** Begin **
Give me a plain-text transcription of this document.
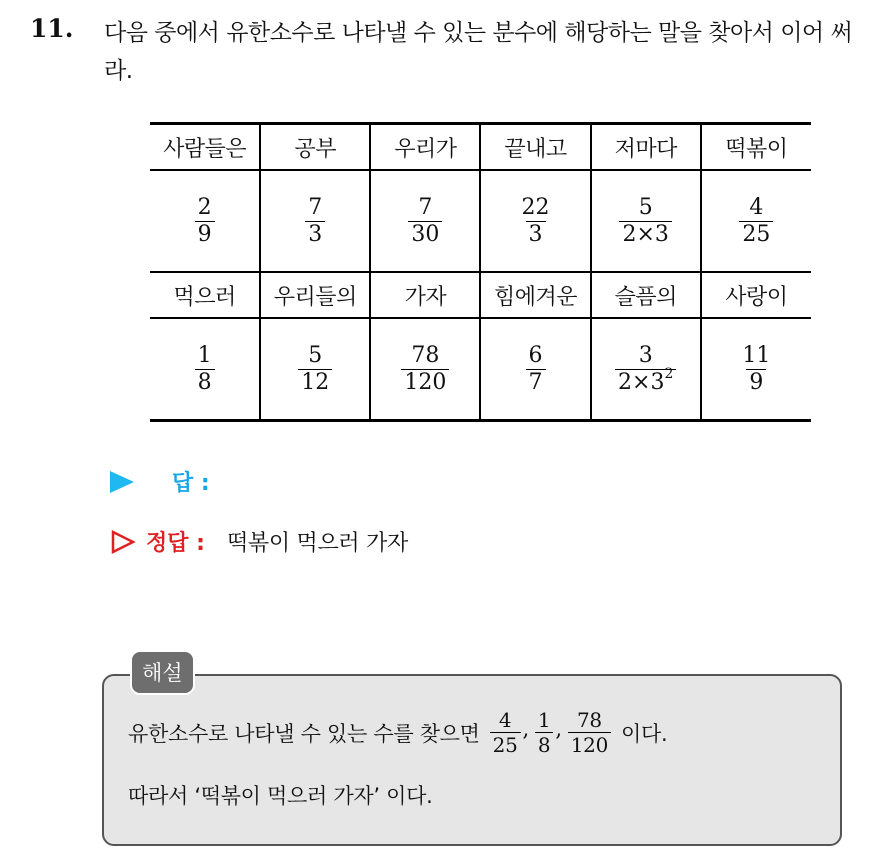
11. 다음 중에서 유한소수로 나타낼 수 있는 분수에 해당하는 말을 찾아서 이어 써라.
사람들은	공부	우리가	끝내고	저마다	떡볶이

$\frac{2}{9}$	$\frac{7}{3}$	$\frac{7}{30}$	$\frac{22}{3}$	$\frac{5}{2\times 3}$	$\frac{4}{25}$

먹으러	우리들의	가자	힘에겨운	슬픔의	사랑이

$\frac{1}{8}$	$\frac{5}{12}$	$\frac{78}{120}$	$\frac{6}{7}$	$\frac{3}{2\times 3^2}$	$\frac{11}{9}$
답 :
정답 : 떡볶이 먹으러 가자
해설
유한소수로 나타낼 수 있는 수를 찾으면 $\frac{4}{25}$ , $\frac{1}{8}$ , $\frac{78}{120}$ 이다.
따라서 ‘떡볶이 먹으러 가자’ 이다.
** End **
From the listing, extract all text exactly as given and drop any picture.

Give me a plain-text transcription of this document.
11. 다음 중에서 유한소수로 나타낼 수 있는 분수에 해당하는 말을 찾아서 이어 써라.
사람들은	공부	우리가	끝내고	저마다	떡볶이

$\frac{2}{9}$	$\frac{7}{3}$	$\frac{7}{30}$	$\frac{22}{3}$	$\frac{5}{2\times 3}$	$\frac{4}{25}$

먹으러	우리들의	가자	힘에겨운	슬픔의	사랑이

$\frac{1}{8}$	$\frac{5}{12}$	$\frac{78}{120}$	$\frac{6}{7}$	$\frac{3}{2\times 3^2}$	$\frac{11}{9}$
답 :
정답 : 떡볶이 먹으러 가자
해설
유한소수로 나타낼 수 있는 수를 찾으면 $\frac{4}{25}$ , $\frac{1}{8}$ , $\frac{78}{120}$ 이다.
따라서 ‘떡볶이 먹으러 가자’ 이다.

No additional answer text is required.